**WHAT TO DO:** Copy each line where the word "values" occurs.

**DATA FOR THE TASK:**
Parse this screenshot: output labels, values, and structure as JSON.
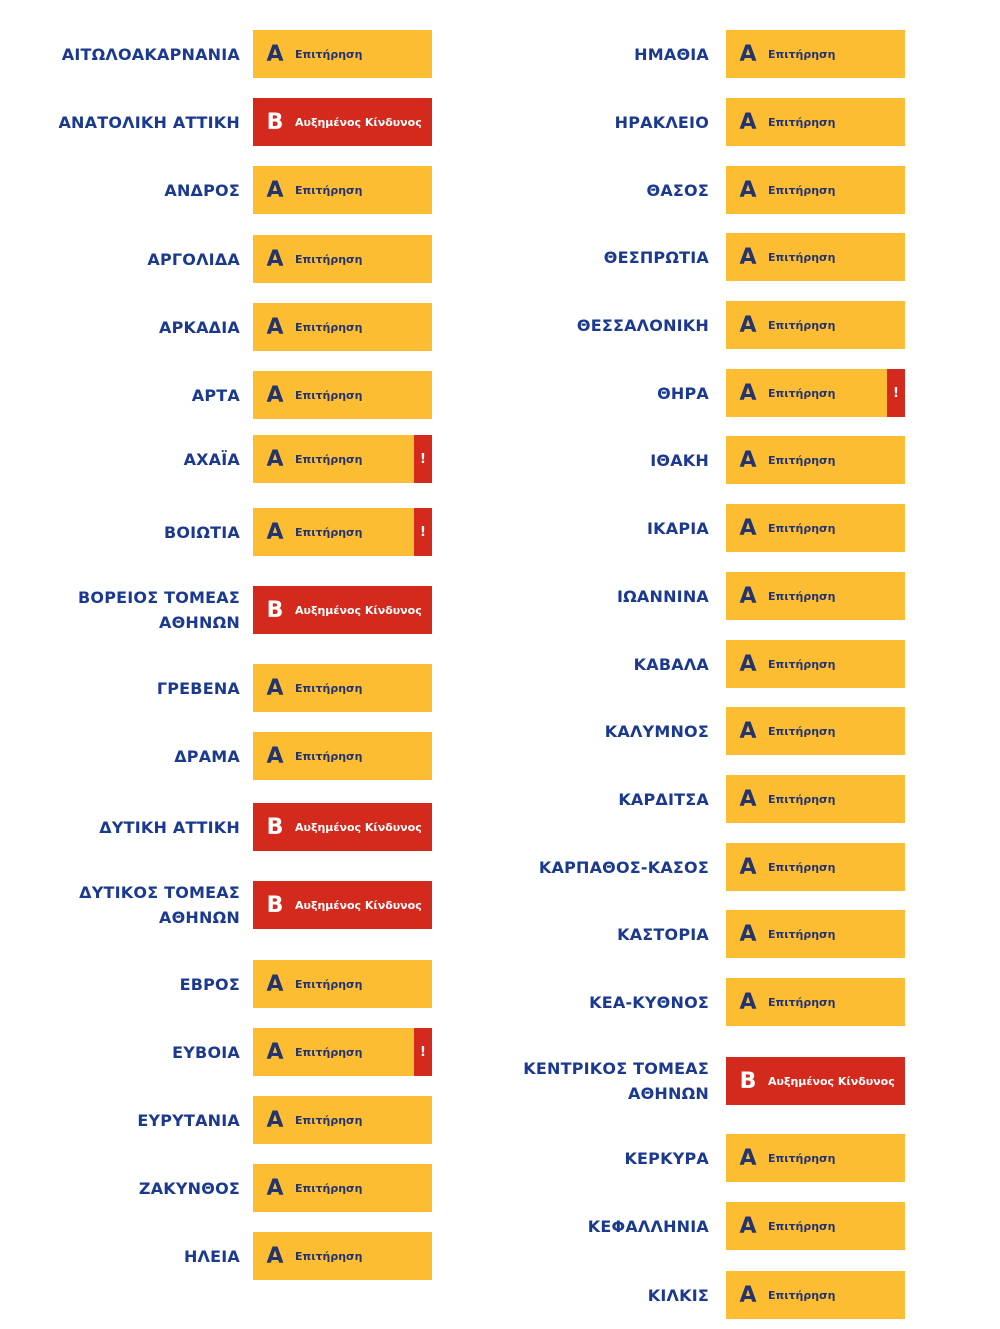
{
  "levels": {
    "A": {
      "letter": "Α",
      "label": "Επιτήρηση",
      "color": "#fdbd33"
    },
    "B": {
      "letter": "Β",
      "label": "Αυξημένος Κίνδυνος",
      "color": "#d42a1e"
    }
  },
  "warning_symbol": "!",
  "regions": [
    {
      "name": "ΑΙΤΩΛΟΑΚΑΡΝΑΝΙΑ",
      "level": "A",
      "alert": false
    },
    {
      "name": "ΑΝΑΤΟΛΙΚΗ ΑΤΤΙΚΗ",
      "level": "B",
      "alert": false
    },
    {
      "name": "ΑΝΔΡΟΣ",
      "level": "A",
      "alert": false
    },
    {
      "name": "ΑΡΓΟΛΙΔΑ",
      "level": "A",
      "alert": false
    },
    {
      "name": "ΑΡΚΑΔΙΑ",
      "level": "A",
      "alert": false
    },
    {
      "name": "ΑΡΤΑ",
      "level": "A",
      "alert": false
    },
    {
      "name": "ΑΧΑΪΑ",
      "level": "A",
      "alert": true
    },
    {
      "name": "ΒΟΙΩΤΙΑ",
      "level": "A",
      "alert": true
    },
    {
      "name": "ΒΟΡΕΙΟΣ ΤΟΜΕΑΣ\nΑΘΗΝΩΝ",
      "level": "B",
      "alert": false
    },
    {
      "name": "ΓΡΕΒΕΝΑ",
      "level": "A",
      "alert": false
    },
    {
      "name": "ΔΡΑΜΑ",
      "level": "A",
      "alert": false
    },
    {
      "name": "ΔΥΤΙΚΗ ΑΤΤΙΚΗ",
      "level": "B",
      "alert": false
    },
    {
      "name": "ΔΥΤΙΚΟΣ ΤΟΜΕΑΣ\nΑΘΗΝΩΝ",
      "level": "B",
      "alert": false
    },
    {
      "name": "ΕΒΡΟΣ",
      "level": "A",
      "alert": false
    },
    {
      "name": "ΕΥΒΟΙΑ",
      "level": "A",
      "alert": true
    },
    {
      "name": "ΕΥΡΥΤΑΝΙΑ",
      "level": "A",
      "alert": false
    },
    {
      "name": "ΖΑΚΥΝΘΟΣ",
      "level": "A",
      "alert": false
    },
    {
      "name": "ΗΛΕΙΑ",
      "level": "A",
      "alert": false
    },
    {
      "name": "ΗΜΑΘΙΑ",
      "level": "A",
      "alert": false
    },
    {
      "name": "ΗΡΑΚΛΕΙΟ",
      "level": "A",
      "alert": false
    },
    {
      "name": "ΘΑΣΟΣ",
      "level": "A",
      "alert": false
    },
    {
      "name": "ΘΕΣΠΡΩΤΙΑ",
      "level": "A",
      "alert": false
    },
    {
      "name": "ΘΕΣΣΑΛΟΝΙΚΗ",
      "level": "A",
      "alert": false
    },
    {
      "name": "ΘΗΡΑ",
      "level": "A",
      "alert": true
    },
    {
      "name": "ΙΘΑΚΗ",
      "level": "A",
      "alert": false
    },
    {
      "name": "ΙΚΑΡΙΑ",
      "level": "A",
      "alert": false
    },
    {
      "name": "ΙΩΑΝΝΙΝΑ",
      "level": "A",
      "alert": false
    },
    {
      "name": "ΚΑΒΑΛΑ",
      "level": "A",
      "alert": false
    },
    {
      "name": "ΚΑΛΥΜΝΟΣ",
      "level": "A",
      "alert": false
    },
    {
      "name": "ΚΑΡΔΙΤΣΑ",
      "level": "A",
      "alert": false
    },
    {
      "name": "ΚΑΡΠΑΘΟΣ-ΚΑΣΟΣ",
      "level": "A",
      "alert": false
    },
    {
      "name": "ΚΑΣΤΟΡΙΑ",
      "level": "A",
      "alert": false
    },
    {
      "name": "ΚΕΑ-ΚΥΘΝΟΣ",
      "level": "A",
      "alert": false
    },
    {
      "name": "ΚΕΝΤΡΙΚΟΣ ΤΟΜΕΑΣ\nΑΘΗΝΩΝ",
      "level": "B",
      "alert": false
    },
    {
      "name": "ΚΕΡΚΥΡΑ",
      "level": "A",
      "alert": false
    },
    {
      "name": "ΚΕΦΑΛΛΗΝΙΑ",
      "level": "A",
      "alert": false
    },
    {
      "name": "ΚΙΛΚΙΣ",
      "level": "A",
      "alert": false
    }
  ]
}
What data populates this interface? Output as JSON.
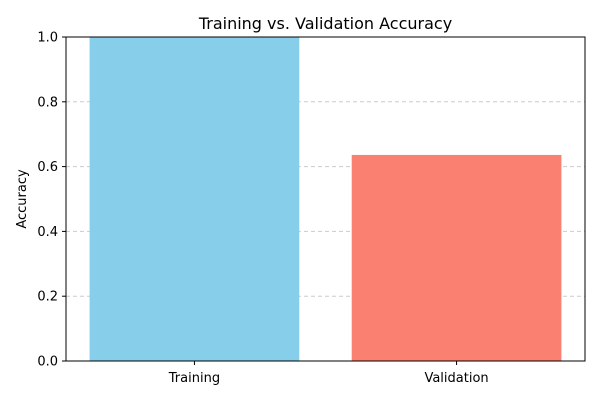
{
  "chart_data": {
    "type": "bar",
    "title": "Training vs. Validation Accuracy",
    "xlabel": "",
    "ylabel": "Accuracy",
    "categories": [
      "Training",
      "Validation"
    ],
    "values": [
      1.0,
      0.636
    ],
    "colors": [
      "#87ceeb",
      "#fa8072"
    ],
    "ylim": [
      0,
      1.0
    ],
    "yticks": [
      0.0,
      0.2,
      0.4,
      0.6,
      0.8,
      1.0
    ],
    "ytick_labels": [
      "0.0",
      "0.2",
      "0.4",
      "0.6",
      "0.8",
      "1.0"
    ],
    "grid": {
      "axis": "y",
      "style": "dashed",
      "color": "#cccccc"
    },
    "legend": "none"
  }
}
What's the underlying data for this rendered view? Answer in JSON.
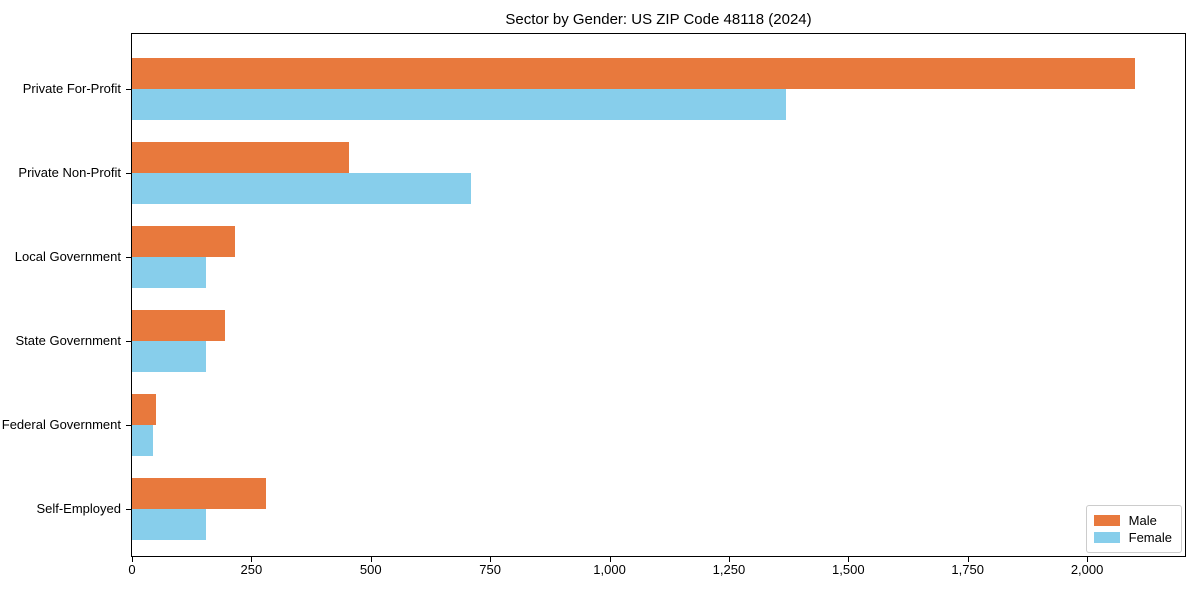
{
  "chart_data": {
    "type": "bar",
    "orientation": "horizontal",
    "title": "Sector by Gender: US ZIP Code 48118 (2024)",
    "categories": [
      "Private For-Profit",
      "Private Non-Profit",
      "Local Government",
      "State Government",
      "Federal Government",
      "Self-Employed"
    ],
    "series": [
      {
        "name": "Male",
        "color": "#e8793d",
        "values": [
          2100,
          455,
          215,
          195,
          50,
          280
        ]
      },
      {
        "name": "Female",
        "color": "#87ceeb",
        "values": [
          1370,
          710,
          155,
          155,
          45,
          155
        ]
      }
    ],
    "xlim": [
      0,
      2205
    ],
    "xticks": [
      0,
      250,
      500,
      750,
      1000,
      1250,
      1500,
      1750,
      2000
    ],
    "xtick_labels": [
      "0",
      "250",
      "500",
      "750",
      "1,000",
      "1,250",
      "1,500",
      "1,750",
      "2,000"
    ],
    "grid": false,
    "legend_position": "lower right",
    "colors": {
      "background": "#ffffff",
      "spine": "#000000",
      "text": "#000000",
      "legend_border": "#cccccc"
    }
  }
}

**FINISHED EXERCISE:**
Parse this screenshot: output labels, values, and structure as JSON.
    "values": [
        "values": [
        "values": [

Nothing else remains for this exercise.